··· Data for this exercise ···

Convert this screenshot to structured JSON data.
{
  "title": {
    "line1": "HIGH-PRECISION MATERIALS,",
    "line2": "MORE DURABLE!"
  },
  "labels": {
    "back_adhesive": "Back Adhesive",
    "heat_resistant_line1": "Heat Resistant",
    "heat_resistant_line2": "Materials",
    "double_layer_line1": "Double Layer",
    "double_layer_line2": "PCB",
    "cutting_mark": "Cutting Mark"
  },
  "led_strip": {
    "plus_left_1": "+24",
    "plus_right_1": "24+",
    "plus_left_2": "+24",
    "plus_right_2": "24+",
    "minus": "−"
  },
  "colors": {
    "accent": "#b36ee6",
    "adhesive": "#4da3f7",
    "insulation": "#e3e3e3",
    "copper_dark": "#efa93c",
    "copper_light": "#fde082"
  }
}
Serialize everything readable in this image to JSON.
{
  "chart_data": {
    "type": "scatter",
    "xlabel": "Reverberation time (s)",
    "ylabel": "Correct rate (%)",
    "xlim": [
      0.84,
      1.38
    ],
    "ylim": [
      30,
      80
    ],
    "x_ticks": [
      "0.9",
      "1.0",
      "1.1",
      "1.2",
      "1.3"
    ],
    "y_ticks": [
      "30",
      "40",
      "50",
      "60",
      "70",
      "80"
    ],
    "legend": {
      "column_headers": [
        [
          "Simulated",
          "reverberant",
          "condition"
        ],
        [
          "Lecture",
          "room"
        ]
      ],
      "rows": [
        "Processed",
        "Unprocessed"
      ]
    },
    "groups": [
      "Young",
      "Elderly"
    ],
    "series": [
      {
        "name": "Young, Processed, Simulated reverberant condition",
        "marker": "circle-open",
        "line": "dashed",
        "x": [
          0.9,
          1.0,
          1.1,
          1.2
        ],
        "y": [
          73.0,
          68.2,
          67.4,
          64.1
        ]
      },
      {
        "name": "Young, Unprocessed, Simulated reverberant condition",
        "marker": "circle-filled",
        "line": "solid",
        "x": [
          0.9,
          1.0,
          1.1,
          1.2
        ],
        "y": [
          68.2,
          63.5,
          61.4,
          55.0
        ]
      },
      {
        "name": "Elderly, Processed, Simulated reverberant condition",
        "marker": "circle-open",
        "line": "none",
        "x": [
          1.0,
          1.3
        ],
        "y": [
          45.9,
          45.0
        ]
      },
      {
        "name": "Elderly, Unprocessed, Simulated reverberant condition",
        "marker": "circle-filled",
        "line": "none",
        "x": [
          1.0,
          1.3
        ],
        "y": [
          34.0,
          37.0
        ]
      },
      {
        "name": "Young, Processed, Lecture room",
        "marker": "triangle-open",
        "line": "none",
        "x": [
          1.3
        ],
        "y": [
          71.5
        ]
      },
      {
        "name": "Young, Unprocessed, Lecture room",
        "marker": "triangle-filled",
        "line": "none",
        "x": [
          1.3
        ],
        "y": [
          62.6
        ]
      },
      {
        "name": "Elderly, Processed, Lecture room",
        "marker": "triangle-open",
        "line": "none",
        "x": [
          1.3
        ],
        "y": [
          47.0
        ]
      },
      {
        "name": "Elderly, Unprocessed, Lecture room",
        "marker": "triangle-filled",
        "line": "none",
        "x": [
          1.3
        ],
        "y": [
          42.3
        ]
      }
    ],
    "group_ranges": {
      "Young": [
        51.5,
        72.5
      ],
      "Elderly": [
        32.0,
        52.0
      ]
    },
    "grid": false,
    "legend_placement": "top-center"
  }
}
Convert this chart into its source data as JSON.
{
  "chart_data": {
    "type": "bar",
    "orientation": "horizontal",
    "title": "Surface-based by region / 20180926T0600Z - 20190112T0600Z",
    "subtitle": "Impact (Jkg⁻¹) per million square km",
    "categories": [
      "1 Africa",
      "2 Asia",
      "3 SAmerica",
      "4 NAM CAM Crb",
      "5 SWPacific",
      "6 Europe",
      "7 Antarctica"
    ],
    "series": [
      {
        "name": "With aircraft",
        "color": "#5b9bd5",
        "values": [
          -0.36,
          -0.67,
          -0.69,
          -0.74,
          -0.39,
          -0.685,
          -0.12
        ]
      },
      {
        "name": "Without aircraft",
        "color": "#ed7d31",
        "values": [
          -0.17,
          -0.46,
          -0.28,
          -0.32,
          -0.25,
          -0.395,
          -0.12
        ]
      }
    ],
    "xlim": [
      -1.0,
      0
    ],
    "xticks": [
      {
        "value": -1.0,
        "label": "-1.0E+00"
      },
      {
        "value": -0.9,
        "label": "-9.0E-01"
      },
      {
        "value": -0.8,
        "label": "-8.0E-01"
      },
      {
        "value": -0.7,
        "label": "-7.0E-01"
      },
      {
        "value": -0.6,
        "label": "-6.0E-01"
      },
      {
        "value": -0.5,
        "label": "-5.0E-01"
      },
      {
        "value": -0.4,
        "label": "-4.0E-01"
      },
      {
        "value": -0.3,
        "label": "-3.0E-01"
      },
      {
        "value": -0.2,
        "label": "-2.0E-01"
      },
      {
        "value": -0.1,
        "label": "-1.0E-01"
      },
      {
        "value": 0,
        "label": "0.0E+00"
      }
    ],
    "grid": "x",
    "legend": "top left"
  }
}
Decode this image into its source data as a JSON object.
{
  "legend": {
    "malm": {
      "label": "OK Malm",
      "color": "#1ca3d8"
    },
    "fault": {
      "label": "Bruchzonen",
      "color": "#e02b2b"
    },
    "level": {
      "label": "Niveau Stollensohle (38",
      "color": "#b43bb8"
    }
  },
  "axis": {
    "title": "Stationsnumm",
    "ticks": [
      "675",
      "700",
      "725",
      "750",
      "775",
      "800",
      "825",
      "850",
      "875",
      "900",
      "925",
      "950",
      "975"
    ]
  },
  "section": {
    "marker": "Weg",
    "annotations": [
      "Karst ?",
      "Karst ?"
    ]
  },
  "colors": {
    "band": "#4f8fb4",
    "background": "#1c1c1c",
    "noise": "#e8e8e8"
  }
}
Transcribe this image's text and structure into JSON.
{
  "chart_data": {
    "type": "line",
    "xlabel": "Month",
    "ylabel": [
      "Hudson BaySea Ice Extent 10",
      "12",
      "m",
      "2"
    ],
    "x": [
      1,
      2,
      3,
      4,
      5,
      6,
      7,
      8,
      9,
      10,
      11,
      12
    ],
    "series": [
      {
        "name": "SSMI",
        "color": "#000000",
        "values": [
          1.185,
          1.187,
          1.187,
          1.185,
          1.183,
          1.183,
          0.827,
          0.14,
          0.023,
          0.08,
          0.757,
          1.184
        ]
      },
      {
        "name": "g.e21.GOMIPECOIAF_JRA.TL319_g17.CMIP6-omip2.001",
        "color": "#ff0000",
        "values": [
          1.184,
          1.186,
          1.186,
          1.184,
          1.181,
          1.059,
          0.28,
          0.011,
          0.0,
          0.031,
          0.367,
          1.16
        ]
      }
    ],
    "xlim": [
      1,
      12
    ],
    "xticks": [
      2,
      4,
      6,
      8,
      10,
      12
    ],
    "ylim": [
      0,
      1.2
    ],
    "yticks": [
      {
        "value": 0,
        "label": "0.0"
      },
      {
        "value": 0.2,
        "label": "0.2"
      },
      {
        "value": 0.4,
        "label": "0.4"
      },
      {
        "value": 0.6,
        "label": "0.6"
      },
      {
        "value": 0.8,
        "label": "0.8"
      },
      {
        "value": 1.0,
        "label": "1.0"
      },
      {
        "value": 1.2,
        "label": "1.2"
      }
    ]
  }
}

···

Task to complete> Repeat back the data above, exact to the last character.

Result of this task>
Convert this screenshot to structured JSON data.
{
  "title": {
    "line1": "HIGH-PRECISION MATERIALS,",
    "line2": "MORE DURABLE!"
  },
  "labels": {
    "back_adhesive": "Back Adhesive",
    "heat_resistant_line1": "Heat Resistant",
    "heat_resistant_line2": "Materials",
    "double_layer_line1": "Double Layer",
    "double_layer_line2": "PCB",
    "cutting_mark": "Cutting Mark"
  },
  "led_strip": {
    "plus_left_1": "+24",
    "plus_right_1": "24+",
    "plus_left_2": "+24",
    "plus_right_2": "24+",
    "minus": "−"
  },
  "colors": {
    "accent": "#b36ee6",
    "adhesive": "#4da3f7",
    "insulation": "#e3e3e3",
    "copper_dark": "#efa93c",
    "copper_light": "#fde082"
  }
}
Serialize everything readable in this image to JSON.
{
  "chart_data": {
    "type": "scatter",
    "xlabel": "Reverberation time (s)",
    "ylabel": "Correct rate (%)",
    "xlim": [
      0.84,
      1.38
    ],
    "ylim": [
      30,
      80
    ],
    "x_ticks": [
      "0.9",
      "1.0",
      "1.1",
      "1.2",
      "1.3"
    ],
    "y_ticks": [
      "30",
      "40",
      "50",
      "60",
      "70",
      "80"
    ],
    "legend": {
      "column_headers": [
        [
          "Simulated",
          "reverberant",
          "condition"
        ],
        [
          "Lecture",
          "room"
        ]
      ],
      "rows": [
        "Processed",
        "Unprocessed"
      ]
    },
    "groups": [
      "Young",
      "Elderly"
    ],
    "series": [
      {
        "name": "Young, Processed, Simulated reverberant condition",
        "marker": "circle-open",
        "line": "dashed",
        "x": [
          0.9,
          1.0,
          1.1,
          1.2
        ],
        "y": [
          73.0,
          68.2,
          67.4,
          64.1
        ]
      },
      {
        "name": "Young, Unprocessed, Simulated reverberant condition",
        "marker": "circle-filled",
        "line": "solid",
        "x": [
          0.9,
          1.0,
          1.1,
          1.2
        ],
        "y": [
          68.2,
          63.5,
          61.4,
          55.0
        ]
      },
      {
        "name": "Elderly, Processed, Simulated reverberant condition",
        "marker": "circle-open",
        "line": "none",
        "x": [
          1.0,
          1.3
        ],
        "y": [
          45.9,
          45.0
        ]
      },
      {
        "name": "Elderly, Unprocessed, Simulated reverberant condition",
        "marker": "circle-filled",
        "line": "none",
        "x": [
          1.0,
          1.3
        ],
        "y": [
          34.0,
          37.0
        ]
      },
      {
        "name": "Young, Processed, Lecture room",
        "marker": "triangle-open",
        "line": "none",
        "x": [
          1.3
        ],
        "y": [
          71.5
        ]
      },
      {
        "name": "Young, Unprocessed, Lecture room",
        "marker": "triangle-filled",
        "line": "none",
        "x": [
          1.3
        ],
        "y": [
          62.6
        ]
      },
      {
        "name": "Elderly, Processed, Lecture room",
        "marker": "triangle-open",
        "line": "none",
        "x": [
          1.3
        ],
        "y": [
          47.0
        ]
      },
      {
        "name": "Elderly, Unprocessed, Lecture room",
        "marker": "triangle-filled",
        "line": "none",
        "x": [
          1.3
        ],
        "y": [
          42.3
        ]
      }
    ],
    "group_ranges": {
      "Young": [
        51.5,
        72.5
      ],
      "Elderly": [
        32.0,
        52.0
      ]
    },
    "grid": false,
    "legend_placement": "top-center"
  }
}
Convert this chart into its source data as JSON.
{
  "chart_data": {
    "type": "bar",
    "orientation": "horizontal",
    "title": "Surface-based by region / 20180926T0600Z - 20190112T0600Z",
    "subtitle": "Impact (Jkg⁻¹) per million square km",
    "categories": [
      "1 Africa",
      "2 Asia",
      "3 SAmerica",
      "4 NAM CAM Crb",
      "5 SWPacific",
      "6 Europe",
      "7 Antarctica"
    ],
    "series": [
      {
        "name": "With aircraft",
        "color": "#5b9bd5",
        "values": [
          -0.36,
          -0.67,
          -0.69,
          -0.74,
          -0.39,
          -0.685,
          -0.12
        ]
      },
      {
        "name": "Without aircraft",
        "color": "#ed7d31",
        "values": [
          -0.17,
          -0.46,
          -0.28,
          -0.32,
          -0.25,
          -0.395,
          -0.12
        ]
      }
    ],
    "xlim": [
      -1.0,
      0
    ],
    "xticks": [
      {
        "value": -1.0,
        "label": "-1.0E+00"
      },
      {
        "value": -0.9,
        "label": "-9.0E-01"
      },
      {
        "value": -0.8,
        "label": "-8.0E-01"
      },
      {
        "value": -0.7,
        "label": "-7.0E-01"
      },
      {
        "value": -0.6,
        "label": "-6.0E-01"
      },
      {
        "value": -0.5,
        "label": "-5.0E-01"
      },
      {
        "value": -0.4,
        "label": "-4.0E-01"
      },
      {
        "value": -0.3,
        "label": "-3.0E-01"
      },
      {
        "value": -0.2,
        "label": "-2.0E-01"
      },
      {
        "value": -0.1,
        "label": "-1.0E-01"
      },
      {
        "value": 0,
        "label": "0.0E+00"
      }
    ],
    "grid": "x",
    "legend": "top left"
  }
}
Decode this image into its source data as a JSON object.
{
  "legend": {
    "malm": {
      "label": "OK Malm",
      "color": "#1ca3d8"
    },
    "fault": {
      "label": "Bruchzonen",
      "color": "#e02b2b"
    },
    "level": {
      "label": "Niveau Stollensohle (38",
      "color": "#b43bb8"
    }
  },
  "axis": {
    "title": "Stationsnumm",
    "ticks": [
      "675",
      "700",
      "725",
      "750",
      "775",
      "800",
      "825",
      "850",
      "875",
      "900",
      "925",
      "950",
      "975"
    ]
  },
  "section": {
    "marker": "Weg",
    "annotations": [
      "Karst ?",
      "Karst ?"
    ]
  },
  "colors": {
    "band": "#4f8fb4",
    "background": "#1c1c1c",
    "noise": "#e8e8e8"
  }
}
Transcribe this image's text and structure into JSON.
{
  "chart_data": {
    "type": "line",
    "xlabel": "Month",
    "ylabel": [
      "Hudson BaySea Ice Extent 10",
      "12",
      "m",
      "2"
    ],
    "x": [
      1,
      2,
      3,
      4,
      5,
      6,
      7,
      8,
      9,
      10,
      11,
      12
    ],
    "series": [
      {
        "name": "SSMI",
        "color": "#000000",
        "values": [
          1.185,
          1.187,
          1.187,
          1.185,
          1.183,
          1.183,
          0.827,
          0.14,
          0.023,
          0.08,
          0.757,
          1.184
        ]
      },
      {
        "name": "g.e21.GOMIPECOIAF_JRA.TL319_g17.CMIP6-omip2.001",
        "color": "#ff0000",
        "values": [
          1.184,
          1.186,
          1.186,
          1.184,
          1.181,
          1.059,
          0.28,
          0.011,
          0.0,
          0.031,
          0.367,
          1.16
        ]
      }
    ],
    "xlim": [
      1,
      12
    ],
    "xticks": [
      2,
      4,
      6,
      8,
      10,
      12
    ],
    "ylim": [
      0,
      1.2
    ],
    "yticks": [
      {
        "value": 0,
        "label": "0.0"
      },
      {
        "value": 0.2,
        "label": "0.2"
      },
      {
        "value": 0.4,
        "label": "0.4"
      },
      {
        "value": 0.6,
        "label": "0.6"
      },
      {
        "value": 0.8,
        "label": "0.8"
      },
      {
        "value": 1.0,
        "label": "1.0"
      },
      {
        "value": 1.2,
        "label": "1.2"
      }
    ]
  }
}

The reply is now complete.